### EXERCISE GOAL
Your task is to transcribe all of the data below exactly, omitting the images.

(Saved data entries)
************
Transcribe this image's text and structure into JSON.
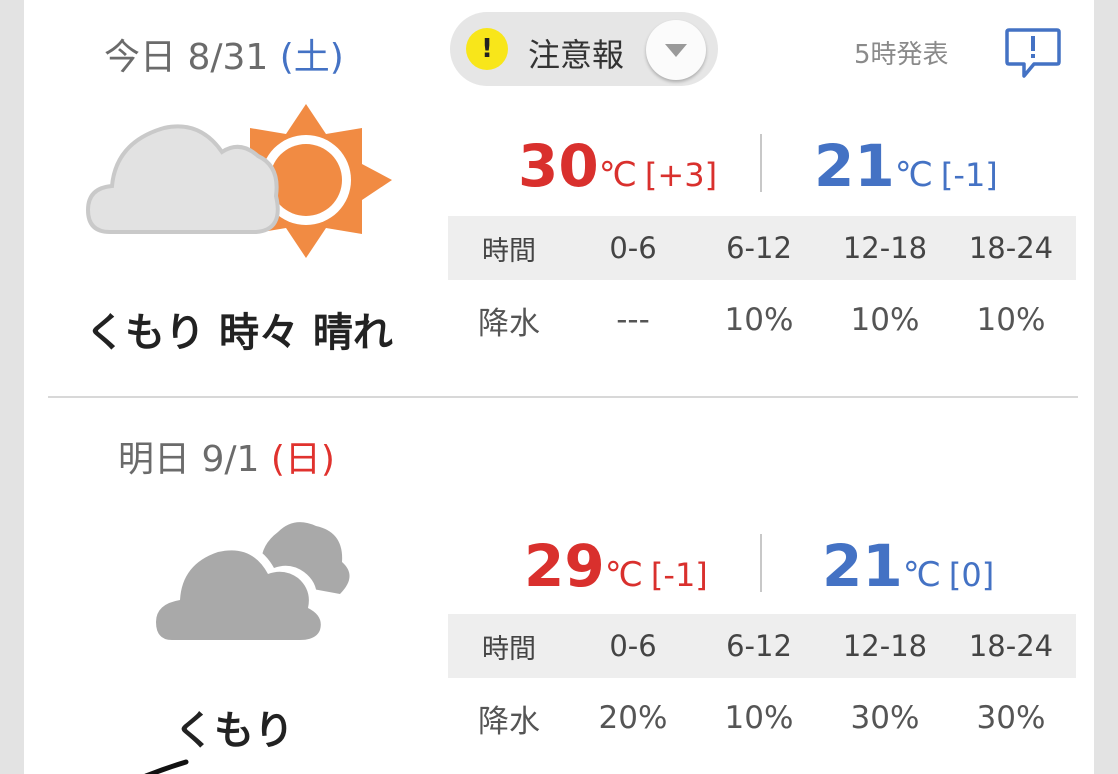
{
  "today": {
    "date_prefix": "今日",
    "date": "8/31",
    "dow": "(土)",
    "dow_color": "#4472c4",
    "weather_icon": "cloudy-sunny-icon",
    "weather": "くもり 時々 晴れ",
    "high": "30",
    "high_unit": "℃",
    "high_diff": "[+3]",
    "low": "21",
    "low_unit": "℃",
    "low_diff": "[-1]",
    "precip": {
      "header_label": "時間",
      "periods": [
        "0-6",
        "6-12",
        "12-18",
        "18-24"
      ],
      "row_label": "降水",
      "values": [
        "---",
        "10%",
        "10%",
        "10%"
      ]
    }
  },
  "alert": {
    "icon": "warning-exclamation-icon",
    "label": "注意報",
    "toggle_icon": "chevron-down-icon"
  },
  "issued_text": "5時発表",
  "feedback_icon": "feedback-speech-bubble-icon",
  "tomorrow": {
    "date_prefix": "明日",
    "date": "9/1",
    "dow": "(日)",
    "dow_color": "#e0322e",
    "weather_icon": "cloudy-icon",
    "weather": "くもり",
    "high": "29",
    "high_unit": "℃",
    "high_diff": "[-1]",
    "low": "21",
    "low_unit": "℃",
    "low_diff": "[0]",
    "precip": {
      "header_label": "時間",
      "periods": [
        "0-6",
        "6-12",
        "12-18",
        "18-24"
      ],
      "row_label": "降水",
      "values": [
        "20%",
        "10%",
        "30%",
        "30%"
      ]
    }
  },
  "colors": {
    "high": "#d9302d",
    "low": "#4472c4",
    "sun": "#f18b43",
    "cloud_light": "#e2e2e2",
    "cloud_gray": "#a9a9a9"
  }
}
************
### ANSWER TO THE PROBLEM
Transcribe this image's text and structure into JSON.
{
  "today": {
    "date_prefix": "今日",
    "date": "8/31",
    "dow": "(土)",
    "dow_color": "#4472c4",
    "weather_icon": "cloudy-sunny-icon",
    "weather": "くもり 時々 晴れ",
    "high": "30",
    "high_unit": "℃",
    "high_diff": "[+3]",
    "low": "21",
    "low_unit": "℃",
    "low_diff": "[-1]",
    "precip": {
      "header_label": "時間",
      "periods": [
        "0-6",
        "6-12",
        "12-18",
        "18-24"
      ],
      "row_label": "降水",
      "values": [
        "---",
        "10%",
        "10%",
        "10%"
      ]
    }
  },
  "alert": {
    "icon": "warning-exclamation-icon",
    "label": "注意報",
    "toggle_icon": "chevron-down-icon"
  },
  "issued_text": "5時発表",
  "feedback_icon": "feedback-speech-bubble-icon",
  "tomorrow": {
    "date_prefix": "明日",
    "date": "9/1",
    "dow": "(日)",
    "dow_color": "#e0322e",
    "weather_icon": "cloudy-icon",
    "weather": "くもり",
    "high": "29",
    "high_unit": "℃",
    "high_diff": "[-1]",
    "low": "21",
    "low_unit": "℃",
    "low_diff": "[0]",
    "precip": {
      "header_label": "時間",
      "periods": [
        "0-6",
        "6-12",
        "12-18",
        "18-24"
      ],
      "row_label": "降水",
      "values": [
        "20%",
        "10%",
        "30%",
        "30%"
      ]
    }
  },
  "colors": {
    "high": "#d9302d",
    "low": "#4472c4",
    "sun": "#f18b43",
    "cloud_light": "#e2e2e2",
    "cloud_gray": "#a9a9a9"
  }
}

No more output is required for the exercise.